:: Exercise prompt ::
Each record below must be returned exactly as shown.

:: Supplied material ::
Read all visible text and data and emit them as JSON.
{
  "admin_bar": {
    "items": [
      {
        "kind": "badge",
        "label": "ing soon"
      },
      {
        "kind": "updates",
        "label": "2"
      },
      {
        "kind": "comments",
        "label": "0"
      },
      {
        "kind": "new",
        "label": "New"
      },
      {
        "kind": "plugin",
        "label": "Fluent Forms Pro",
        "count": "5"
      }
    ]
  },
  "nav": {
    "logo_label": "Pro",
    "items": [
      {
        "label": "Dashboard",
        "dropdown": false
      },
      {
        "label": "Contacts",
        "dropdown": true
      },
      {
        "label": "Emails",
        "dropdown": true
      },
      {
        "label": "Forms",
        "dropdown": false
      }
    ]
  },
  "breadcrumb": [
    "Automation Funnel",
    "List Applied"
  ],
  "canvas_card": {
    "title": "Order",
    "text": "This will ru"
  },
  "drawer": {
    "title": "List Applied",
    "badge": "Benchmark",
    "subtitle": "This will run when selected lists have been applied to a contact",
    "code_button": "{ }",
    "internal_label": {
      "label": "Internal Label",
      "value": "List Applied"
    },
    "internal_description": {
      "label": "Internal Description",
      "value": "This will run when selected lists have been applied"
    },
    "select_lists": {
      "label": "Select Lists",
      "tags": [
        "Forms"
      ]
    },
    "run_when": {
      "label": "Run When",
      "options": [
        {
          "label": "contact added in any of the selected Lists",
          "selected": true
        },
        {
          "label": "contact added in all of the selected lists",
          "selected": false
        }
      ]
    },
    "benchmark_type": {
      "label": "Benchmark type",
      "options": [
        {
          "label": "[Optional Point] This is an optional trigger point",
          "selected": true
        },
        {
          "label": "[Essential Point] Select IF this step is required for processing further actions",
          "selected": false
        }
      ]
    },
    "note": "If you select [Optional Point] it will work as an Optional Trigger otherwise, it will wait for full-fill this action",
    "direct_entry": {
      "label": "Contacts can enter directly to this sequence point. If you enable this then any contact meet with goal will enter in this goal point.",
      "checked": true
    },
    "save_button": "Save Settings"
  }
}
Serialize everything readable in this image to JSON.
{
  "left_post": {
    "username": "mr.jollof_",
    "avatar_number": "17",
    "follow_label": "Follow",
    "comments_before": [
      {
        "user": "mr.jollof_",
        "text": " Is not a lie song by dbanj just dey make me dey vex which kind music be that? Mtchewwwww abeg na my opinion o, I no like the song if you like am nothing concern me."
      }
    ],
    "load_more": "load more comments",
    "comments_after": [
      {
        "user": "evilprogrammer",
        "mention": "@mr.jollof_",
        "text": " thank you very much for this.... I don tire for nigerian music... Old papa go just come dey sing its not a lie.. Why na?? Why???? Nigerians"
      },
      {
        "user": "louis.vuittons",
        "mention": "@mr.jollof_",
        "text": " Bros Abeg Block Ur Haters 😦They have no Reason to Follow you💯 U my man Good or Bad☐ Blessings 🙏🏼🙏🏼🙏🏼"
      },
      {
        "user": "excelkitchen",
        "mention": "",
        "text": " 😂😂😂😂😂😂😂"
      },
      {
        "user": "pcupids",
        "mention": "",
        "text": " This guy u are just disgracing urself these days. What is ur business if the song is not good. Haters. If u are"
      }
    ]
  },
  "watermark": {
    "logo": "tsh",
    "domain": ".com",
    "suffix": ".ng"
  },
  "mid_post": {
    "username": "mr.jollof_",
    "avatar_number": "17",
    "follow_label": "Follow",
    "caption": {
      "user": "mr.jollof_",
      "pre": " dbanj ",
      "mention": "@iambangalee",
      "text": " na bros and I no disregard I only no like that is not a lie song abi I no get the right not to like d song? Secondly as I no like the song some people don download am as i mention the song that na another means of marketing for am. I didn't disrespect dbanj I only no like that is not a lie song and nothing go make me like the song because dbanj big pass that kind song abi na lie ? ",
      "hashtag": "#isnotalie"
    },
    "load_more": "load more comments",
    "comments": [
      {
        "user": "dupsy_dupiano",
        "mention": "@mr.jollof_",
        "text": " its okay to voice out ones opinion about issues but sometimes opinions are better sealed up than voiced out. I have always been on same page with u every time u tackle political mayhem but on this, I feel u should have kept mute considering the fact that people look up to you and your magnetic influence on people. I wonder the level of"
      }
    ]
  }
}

:: Reply ::
Read all visible text and data and emit them as JSON.
{
  "admin_bar": {
    "items": [
      {
        "kind": "badge",
        "label": "ing soon"
      },
      {
        "kind": "updates",
        "label": "2"
      },
      {
        "kind": "comments",
        "label": "0"
      },
      {
        "kind": "new",
        "label": "New"
      },
      {
        "kind": "plugin",
        "label": "Fluent Forms Pro",
        "count": "5"
      }
    ]
  },
  "nav": {
    "logo_label": "Pro",
    "items": [
      {
        "label": "Dashboard",
        "dropdown": false
      },
      {
        "label": "Contacts",
        "dropdown": true
      },
      {
        "label": "Emails",
        "dropdown": true
      },
      {
        "label": "Forms",
        "dropdown": false
      }
    ]
  },
  "breadcrumb": [
    "Automation Funnel",
    "List Applied"
  ],
  "canvas_card": {
    "title": "Order",
    "text": "This will ru"
  },
  "drawer": {
    "title": "List Applied",
    "badge": "Benchmark",
    "subtitle": "This will run when selected lists have been applied to a contact",
    "code_button": "{ }",
    "internal_label": {
      "label": "Internal Label",
      "value": "List Applied"
    },
    "internal_description": {
      "label": "Internal Description",
      "value": "This will run when selected lists have been applied"
    },
    "select_lists": {
      "label": "Select Lists",
      "tags": [
        "Forms"
      ]
    },
    "run_when": {
      "label": "Run When",
      "options": [
        {
          "label": "contact added in any of the selected Lists",
          "selected": true
        },
        {
          "label": "contact added in all of the selected lists",
          "selected": false
        }
      ]
    },
    "benchmark_type": {
      "label": "Benchmark type",
      "options": [
        {
          "label": "[Optional Point] This is an optional trigger point",
          "selected": true
        },
        {
          "label": "[Essential Point] Select IF this step is required for processing further actions",
          "selected": false
        }
      ]
    },
    "note": "If you select [Optional Point] it will work as an Optional Trigger otherwise, it will wait for full-fill this action",
    "direct_entry": {
      "label": "Contacts can enter directly to this sequence point. If you enable this then any contact meet with goal will enter in this goal point.",
      "checked": true
    },
    "save_button": "Save Settings"
  }
}
Serialize everything readable in this image to JSON.
{
  "left_post": {
    "username": "mr.jollof_",
    "avatar_number": "17",
    "follow_label": "Follow",
    "comments_before": [
      {
        "user": "mr.jollof_",
        "text": " Is not a lie song by dbanj just dey make me dey vex which kind music be that? Mtchewwwww abeg na my opinion o, I no like the song if you like am nothing concern me."
      }
    ],
    "load_more": "load more comments",
    "comments_after": [
      {
        "user": "evilprogrammer",
        "mention": "@mr.jollof_",
        "text": " thank you very much for this.... I don tire for nigerian music... Old papa go just come dey sing its not a lie.. Why na?? Why???? Nigerians"
      },
      {
        "user": "louis.vuittons",
        "mention": "@mr.jollof_",
        "text": " Bros Abeg Block Ur Haters 😦They have no Reason to Follow you💯 U my man Good or Bad☐ Blessings 🙏🏼🙏🏼🙏🏼"
      },
      {
        "user": "excelkitchen",
        "mention": "",
        "text": " 😂😂😂😂😂😂😂"
      },
      {
        "user": "pcupids",
        "mention": "",
        "text": " This guy u are just disgracing urself these days. What is ur business if the song is not good. Haters. If u are"
      }
    ]
  },
  "watermark": {
    "logo": "tsh",
    "domain": ".com",
    "suffix": ".ng"
  },
  "mid_post": {
    "username": "mr.jollof_",
    "avatar_number": "17",
    "follow_label": "Follow",
    "caption": {
      "user": "mr.jollof_",
      "pre": " dbanj ",
      "mention": "@iambangalee",
      "text": " na bros and I no disregard I only no like that is not a lie song abi I no get the right not to like d song? Secondly as I no like the song some people don download am as i mention the song that na another means of marketing for am. I didn't disrespect dbanj I only no like that is not a lie song and nothing go make me like the song because dbanj big pass that kind song abi na lie ? ",
      "hashtag": "#isnotalie"
    },
    "load_more": "load more comments",
    "comments": [
      {
        "user": "dupsy_dupiano",
        "mention": "@mr.jollof_",
        "text": " its okay to voice out ones opinion about issues but sometimes opinions are better sealed up than voiced out. I have always been on same page with u every time u tackle political mayhem but on this, I feel u should have kept mute considering the fact that people look up to you and your magnetic influence on people. I wonder the level of"
      }
    ]
  }
}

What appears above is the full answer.